Set task: Everything in the listing should be restated word for word.

Stored data entries:
....................

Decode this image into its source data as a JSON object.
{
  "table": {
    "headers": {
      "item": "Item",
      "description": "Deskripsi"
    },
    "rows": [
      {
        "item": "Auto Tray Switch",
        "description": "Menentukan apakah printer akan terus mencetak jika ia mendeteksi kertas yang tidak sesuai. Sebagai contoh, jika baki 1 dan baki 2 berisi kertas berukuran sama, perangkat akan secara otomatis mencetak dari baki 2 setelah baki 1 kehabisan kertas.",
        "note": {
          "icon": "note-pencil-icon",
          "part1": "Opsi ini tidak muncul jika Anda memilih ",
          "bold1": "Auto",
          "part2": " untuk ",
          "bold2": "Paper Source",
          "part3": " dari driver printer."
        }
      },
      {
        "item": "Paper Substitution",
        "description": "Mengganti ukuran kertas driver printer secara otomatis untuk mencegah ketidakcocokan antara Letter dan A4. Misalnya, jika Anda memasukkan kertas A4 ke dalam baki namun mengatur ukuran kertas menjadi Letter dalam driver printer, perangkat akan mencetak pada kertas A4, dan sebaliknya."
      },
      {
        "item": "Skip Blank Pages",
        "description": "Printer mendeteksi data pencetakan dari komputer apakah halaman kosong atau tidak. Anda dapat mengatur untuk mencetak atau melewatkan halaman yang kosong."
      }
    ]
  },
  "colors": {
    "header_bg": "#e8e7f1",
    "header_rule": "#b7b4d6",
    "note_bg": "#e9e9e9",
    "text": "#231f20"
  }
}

....................

Problem solution:
Decode this image into its source data as a JSON object.
{
  "table": {
    "headers": {
      "item": "Item",
      "description": "Deskripsi"
    },
    "rows": [
      {
        "item": "Auto Tray Switch",
        "description": "Menentukan apakah printer akan terus mencetak jika ia mendeteksi kertas yang tidak sesuai. Sebagai contoh, jika baki 1 dan baki 2 berisi kertas berukuran sama, perangkat akan secara otomatis mencetak dari baki 2 setelah baki 1 kehabisan kertas.",
        "note": {
          "icon": "note-pencil-icon",
          "part1": "Opsi ini tidak muncul jika Anda memilih ",
          "bold1": "Auto",
          "part2": " untuk ",
          "bold2": "Paper Source",
          "part3": " dari driver printer."
        }
      },
      {
        "item": "Paper Substitution",
        "description": "Mengganti ukuran kertas driver printer secara otomatis untuk mencegah ketidakcocokan antara Letter dan A4. Misalnya, jika Anda memasukkan kertas A4 ke dalam baki namun mengatur ukuran kertas menjadi Letter dalam driver printer, perangkat akan mencetak pada kertas A4, dan sebaliknya."
      },
      {
        "item": "Skip Blank Pages",
        "description": "Printer mendeteksi data pencetakan dari komputer apakah halaman kosong atau tidak. Anda dapat mengatur untuk mencetak atau melewatkan halaman yang kosong."
      }
    ]
  },
  "colors": {
    "header_bg": "#e8e7f1",
    "header_rule": "#b7b4d6",
    "note_bg": "#e9e9e9",
    "text": "#231f20"
  }
}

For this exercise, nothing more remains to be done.